Repeat the material below exactly, line for line.

## start EXCERPTED DATA

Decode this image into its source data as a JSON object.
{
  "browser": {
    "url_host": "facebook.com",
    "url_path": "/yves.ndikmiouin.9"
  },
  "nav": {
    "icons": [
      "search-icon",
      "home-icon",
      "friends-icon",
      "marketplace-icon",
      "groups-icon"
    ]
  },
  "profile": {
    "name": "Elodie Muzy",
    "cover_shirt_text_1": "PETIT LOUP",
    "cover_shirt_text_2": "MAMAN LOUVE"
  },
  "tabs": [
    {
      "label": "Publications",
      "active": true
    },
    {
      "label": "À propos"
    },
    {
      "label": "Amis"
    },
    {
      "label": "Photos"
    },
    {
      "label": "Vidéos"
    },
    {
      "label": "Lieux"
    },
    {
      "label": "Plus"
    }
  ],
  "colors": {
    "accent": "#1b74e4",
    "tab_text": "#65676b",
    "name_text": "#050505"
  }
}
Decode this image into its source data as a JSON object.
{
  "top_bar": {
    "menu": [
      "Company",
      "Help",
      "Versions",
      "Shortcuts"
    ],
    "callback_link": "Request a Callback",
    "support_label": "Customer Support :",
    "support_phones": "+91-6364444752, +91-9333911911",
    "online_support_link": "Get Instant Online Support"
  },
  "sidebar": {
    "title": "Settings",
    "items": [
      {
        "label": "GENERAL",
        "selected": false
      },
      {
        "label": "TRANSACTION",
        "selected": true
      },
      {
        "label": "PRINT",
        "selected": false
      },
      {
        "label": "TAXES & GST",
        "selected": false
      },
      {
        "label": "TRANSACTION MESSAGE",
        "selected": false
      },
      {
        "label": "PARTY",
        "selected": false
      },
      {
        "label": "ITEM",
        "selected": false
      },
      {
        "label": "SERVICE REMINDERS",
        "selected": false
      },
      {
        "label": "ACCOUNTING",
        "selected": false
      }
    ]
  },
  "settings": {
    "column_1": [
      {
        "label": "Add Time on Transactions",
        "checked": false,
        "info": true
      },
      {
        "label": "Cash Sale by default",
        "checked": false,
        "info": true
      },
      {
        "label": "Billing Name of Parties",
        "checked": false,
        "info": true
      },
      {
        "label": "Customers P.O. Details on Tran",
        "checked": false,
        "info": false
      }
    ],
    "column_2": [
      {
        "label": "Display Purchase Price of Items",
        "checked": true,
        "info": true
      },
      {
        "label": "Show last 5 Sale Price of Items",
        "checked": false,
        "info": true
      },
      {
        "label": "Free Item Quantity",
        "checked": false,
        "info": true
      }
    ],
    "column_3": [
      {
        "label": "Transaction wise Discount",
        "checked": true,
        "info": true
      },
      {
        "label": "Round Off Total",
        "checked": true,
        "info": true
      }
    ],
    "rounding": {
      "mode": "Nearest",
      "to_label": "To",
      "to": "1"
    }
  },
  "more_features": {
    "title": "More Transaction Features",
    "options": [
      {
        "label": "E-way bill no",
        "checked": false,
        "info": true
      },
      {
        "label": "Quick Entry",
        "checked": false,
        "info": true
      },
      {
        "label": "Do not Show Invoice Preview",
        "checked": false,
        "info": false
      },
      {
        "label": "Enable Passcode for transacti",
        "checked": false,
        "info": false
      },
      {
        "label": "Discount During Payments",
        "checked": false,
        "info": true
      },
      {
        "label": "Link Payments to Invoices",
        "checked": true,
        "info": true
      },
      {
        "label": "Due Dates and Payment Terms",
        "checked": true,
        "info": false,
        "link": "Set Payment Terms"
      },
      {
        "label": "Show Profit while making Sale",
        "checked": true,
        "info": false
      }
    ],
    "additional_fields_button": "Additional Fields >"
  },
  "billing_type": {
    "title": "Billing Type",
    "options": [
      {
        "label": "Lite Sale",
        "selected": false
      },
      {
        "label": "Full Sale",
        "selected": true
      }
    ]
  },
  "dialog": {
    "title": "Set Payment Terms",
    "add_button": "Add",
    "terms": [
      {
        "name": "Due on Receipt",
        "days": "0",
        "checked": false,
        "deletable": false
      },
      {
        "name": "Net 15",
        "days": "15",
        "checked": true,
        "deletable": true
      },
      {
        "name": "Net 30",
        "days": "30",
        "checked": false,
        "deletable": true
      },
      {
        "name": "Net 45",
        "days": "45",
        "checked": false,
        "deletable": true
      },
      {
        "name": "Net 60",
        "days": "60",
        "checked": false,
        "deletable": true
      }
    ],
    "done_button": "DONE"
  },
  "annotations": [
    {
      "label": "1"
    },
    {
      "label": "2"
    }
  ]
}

## end EXCERPTED DATA

# SOLVED EXERCISE
Decode this image into its source data as a JSON object.
{
  "browser": {
    "url_host": "facebook.com",
    "url_path": "/yves.ndikmiouin.9"
  },
  "nav": {
    "icons": [
      "search-icon",
      "home-icon",
      "friends-icon",
      "marketplace-icon",
      "groups-icon"
    ]
  },
  "profile": {
    "name": "Elodie Muzy",
    "cover_shirt_text_1": "PETIT LOUP",
    "cover_shirt_text_2": "MAMAN LOUVE"
  },
  "tabs": [
    {
      "label": "Publications",
      "active": true
    },
    {
      "label": "À propos"
    },
    {
      "label": "Amis"
    },
    {
      "label": "Photos"
    },
    {
      "label": "Vidéos"
    },
    {
      "label": "Lieux"
    },
    {
      "label": "Plus"
    }
  ],
  "colors": {
    "accent": "#1b74e4",
    "tab_text": "#65676b",
    "name_text": "#050505"
  }
}
Decode this image into its source data as a JSON object.
{
  "top_bar": {
    "menu": [
      "Company",
      "Help",
      "Versions",
      "Shortcuts"
    ],
    "callback_link": "Request a Callback",
    "support_label": "Customer Support :",
    "support_phones": "+91-6364444752, +91-9333911911",
    "online_support_link": "Get Instant Online Support"
  },
  "sidebar": {
    "title": "Settings",
    "items": [
      {
        "label": "GENERAL",
        "selected": false
      },
      {
        "label": "TRANSACTION",
        "selected": true
      },
      {
        "label": "PRINT",
        "selected": false
      },
      {
        "label": "TAXES & GST",
        "selected": false
      },
      {
        "label": "TRANSACTION MESSAGE",
        "selected": false
      },
      {
        "label": "PARTY",
        "selected": false
      },
      {
        "label": "ITEM",
        "selected": false
      },
      {
        "label": "SERVICE REMINDERS",
        "selected": false
      },
      {
        "label": "ACCOUNTING",
        "selected": false
      }
    ]
  },
  "settings": {
    "column_1": [
      {
        "label": "Add Time on Transactions",
        "checked": false,
        "info": true
      },
      {
        "label": "Cash Sale by default",
        "checked": false,
        "info": true
      },
      {
        "label": "Billing Name of Parties",
        "checked": false,
        "info": true
      },
      {
        "label": "Customers P.O. Details on Tran",
        "checked": false,
        "info": false
      }
    ],
    "column_2": [
      {
        "label": "Display Purchase Price of Items",
        "checked": true,
        "info": true
      },
      {
        "label": "Show last 5 Sale Price of Items",
        "checked": false,
        "info": true
      },
      {
        "label": "Free Item Quantity",
        "checked": false,
        "info": true
      }
    ],
    "column_3": [
      {
        "label": "Transaction wise Discount",
        "checked": true,
        "info": true
      },
      {
        "label": "Round Off Total",
        "checked": true,
        "info": true
      }
    ],
    "rounding": {
      "mode": "Nearest",
      "to_label": "To",
      "to": "1"
    }
  },
  "more_features": {
    "title": "More Transaction Features",
    "options": [
      {
        "label": "E-way bill no",
        "checked": false,
        "info": true
      },
      {
        "label": "Quick Entry",
        "checked": false,
        "info": true
      },
      {
        "label": "Do not Show Invoice Preview",
        "checked": false,
        "info": false
      },
      {
        "label": "Enable Passcode for transacti",
        "checked": false,
        "info": false
      },
      {
        "label": "Discount During Payments",
        "checked": false,
        "info": true
      },
      {
        "label": "Link Payments to Invoices",
        "checked": true,
        "info": true
      },
      {
        "label": "Due Dates and Payment Terms",
        "checked": true,
        "info": false,
        "link": "Set Payment Terms"
      },
      {
        "label": "Show Profit while making Sale",
        "checked": true,
        "info": false
      }
    ],
    "additional_fields_button": "Additional Fields >"
  },
  "billing_type": {
    "title": "Billing Type",
    "options": [
      {
        "label": "Lite Sale",
        "selected": false
      },
      {
        "label": "Full Sale",
        "selected": true
      }
    ]
  },
  "dialog": {
    "title": "Set Payment Terms",
    "add_button": "Add",
    "terms": [
      {
        "name": "Due on Receipt",
        "days": "0",
        "checked": false,
        "deletable": false
      },
      {
        "name": "Net 15",
        "days": "15",
        "checked": true,
        "deletable": true
      },
      {
        "name": "Net 30",
        "days": "30",
        "checked": false,
        "deletable": true
      },
      {
        "name": "Net 45",
        "days": "45",
        "checked": false,
        "deletable": true
      },
      {
        "name": "Net 60",
        "days": "60",
        "checked": false,
        "deletable": true
      }
    ],
    "done_button": "DONE"
  },
  "annotations": [
    {
      "label": "1"
    },
    {
      "label": "2"
    }
  ]
}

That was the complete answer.